— BEGIN —

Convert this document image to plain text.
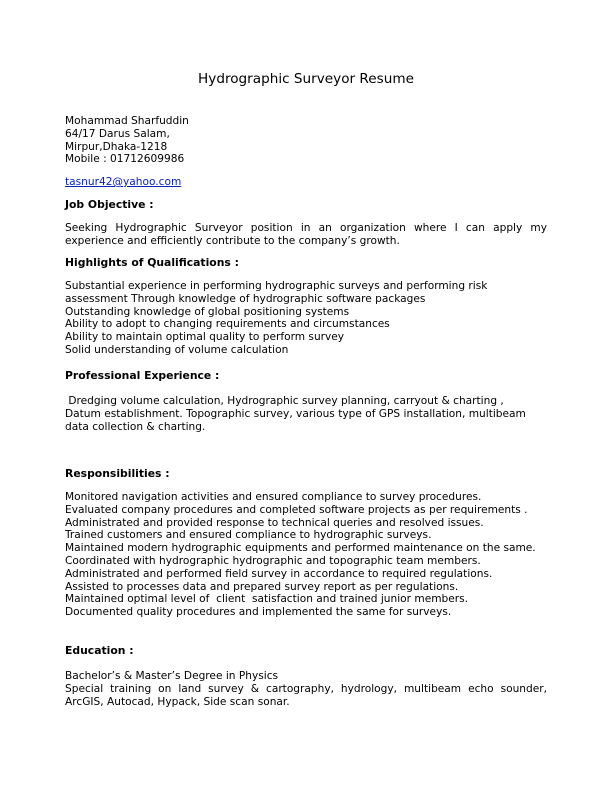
Hydrographic Surveyor Resume
Mohammad Sharfuddin
64/17 Darus Salam,
Mirpur,Dhaka-1218
Mobile : 01712609986
tasnur42@yahoo.com
Job Objective :
Seeking Hydrographic Surveyor position in an organization where I can apply my experience and efficiently contribute to the company’s growth.
Highlights of Qualifications :
Substantial experience in performing hydrographic surveys and performing risk
assessment Through knowledge of hydrographic software packages
Outstanding knowledge of global positioning systems
Ability to adopt to changing requirements and circumstances
Ability to maintain optimal quality to perform survey
Solid understanding of volume calculation
Professional Experience :
Dredging volume calculation, Hydrographic survey planning, carryout & charting ,
Datum establishment. Topographic survey, various type of GPS installation, multibeam
data collection & charting.
Responsibilities :
Monitored navigation activities and ensured compliance to survey procedures.
Evaluated company procedures and completed software projects as per requirements .
Administrated and provided response to technical queries and resolved issues.
Trained customers and ensured compliance to hydrographic surveys.
Maintained modern hydrographic equipments and performed maintenance on the same.
Coordinated with hydrographic hydrographic and topographic team members.
Administrated and performed field survey in accordance to required regulations.
Assisted to processes data and prepared survey report as per regulations.
Maintained optimal level of  client  satisfaction and trained junior members.
Documented quality procedures and implemented the same for surveys.
Education :
Bachelor’s & Master’s Degree in Physics
Special training on land survey & cartography, hydrology, multibeam echo sounder, ArcGIS, Autocad, Hypack, Side scan sonar.
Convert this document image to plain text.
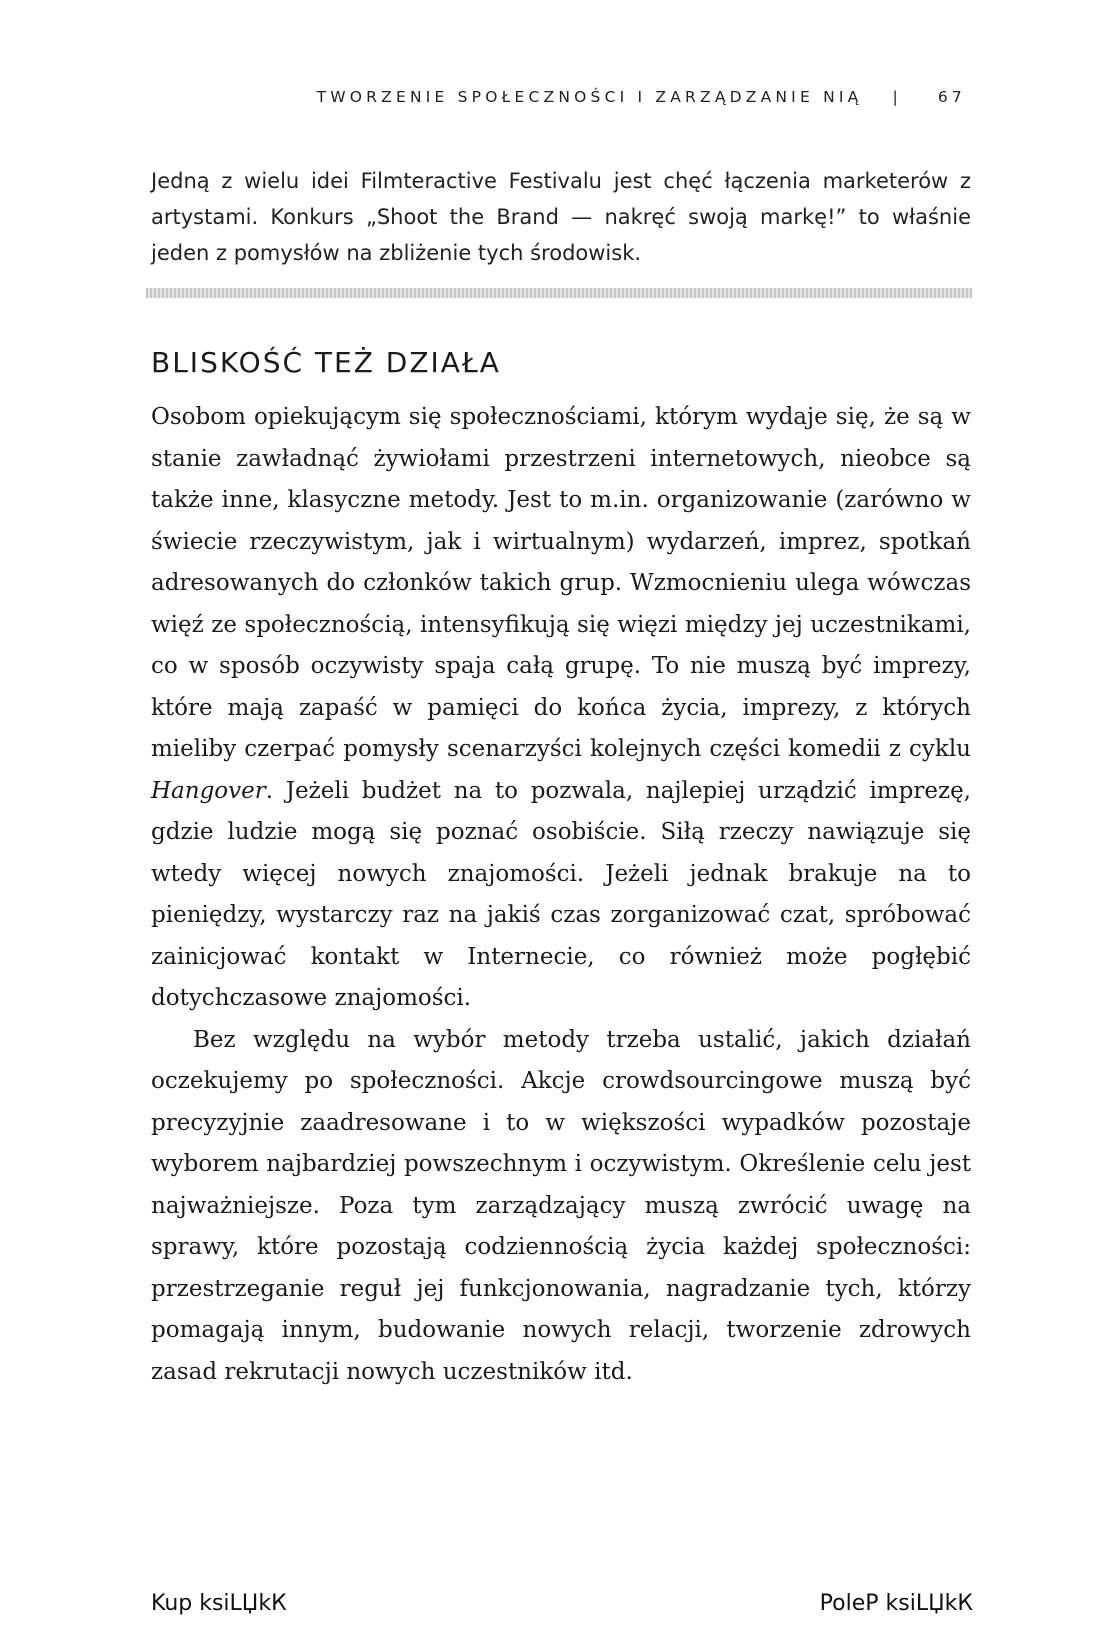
TWORZENIE SPOŁECZNOŚCI I ZARZĄDZANIE NIĄ | 67

Jedną z wielu idei Filmteractive Festivalu jest chęć łączenia marketerów z artystami. Konkurs „Shoot the Brand — nakręć swoją markę!” to właśnie jeden z pomysłów na zbliżenie tych środowisk.

BLISKOŚĆ TEŻ DZIAŁA

Osobom opiekującym się społecznościami, którym wydaje się, że są w stanie zawładnąć żywiołami przestrzeni internetowych, nieobce są także inne, klasyczne metody. Jest to m.in. organizowanie (zarówno w świecie rzeczywistym, jak i wirtualnym) wydarzeń, imprez, spotkań adresowanych do członków takich grup. Wzmocnieniu ulega wówczas więź ze społecznością, intensyfikują się więzi między jej uczestnikami, co w sposób oczywisty spaja całą grupę. To nie muszą być imprezy, które mają zapaść w pamięci do końca życia, imprezy, z których mieliby czerpać pomysły scenarzyści kolejnych części komedii z cyklu Hangover. Jeżeli budżet na to pozwala, najlepiej urządzić imprezę, gdzie ludzie mogą się poznać osobiście. Siłą rzeczy nawiązuje się wtedy więcej nowych znajomości. Jeżeli jednak brakuje na to pieniędzy, wystarczy raz na jakiś czas zorganizować czat, spróbować zainicjować kontakt w Internecie, co również może pogłębić dotychczasowe znajomości.

Bez względu na wybór metody trzeba ustalić, jakich działań oczekujemy po społeczności. Akcje crowdsourcingowe muszą być precyzyjnie zaadresowane i to w większości wypadków pozostaje wyborem najbardziej powszechnym i oczywistym. Określenie celu jest najważniejsze. Poza tym zarządzający muszą zwrócić uwagę na sprawy, które pozostają codziennością życia każdej społeczności: przestrzeganie reguł jej funkcjonowania, nagradzanie tych, którzy pomagają innym, budowanie nowych relacji, tworzenie zdrowych zasad rekrutacji nowych uczestników itd.

Kup ksiLЏkК	PoleР ksiLЏkК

— END —

■ WORK TO DO ■
Spot every line that holds "Surveyor" and copy it.

■ THE ANSWER ■
Hydrographic Surveyor Resume
Seeking Hydrographic Surveyor position in an organization where I can apply my experience and efficiently contribute to the company’s growth.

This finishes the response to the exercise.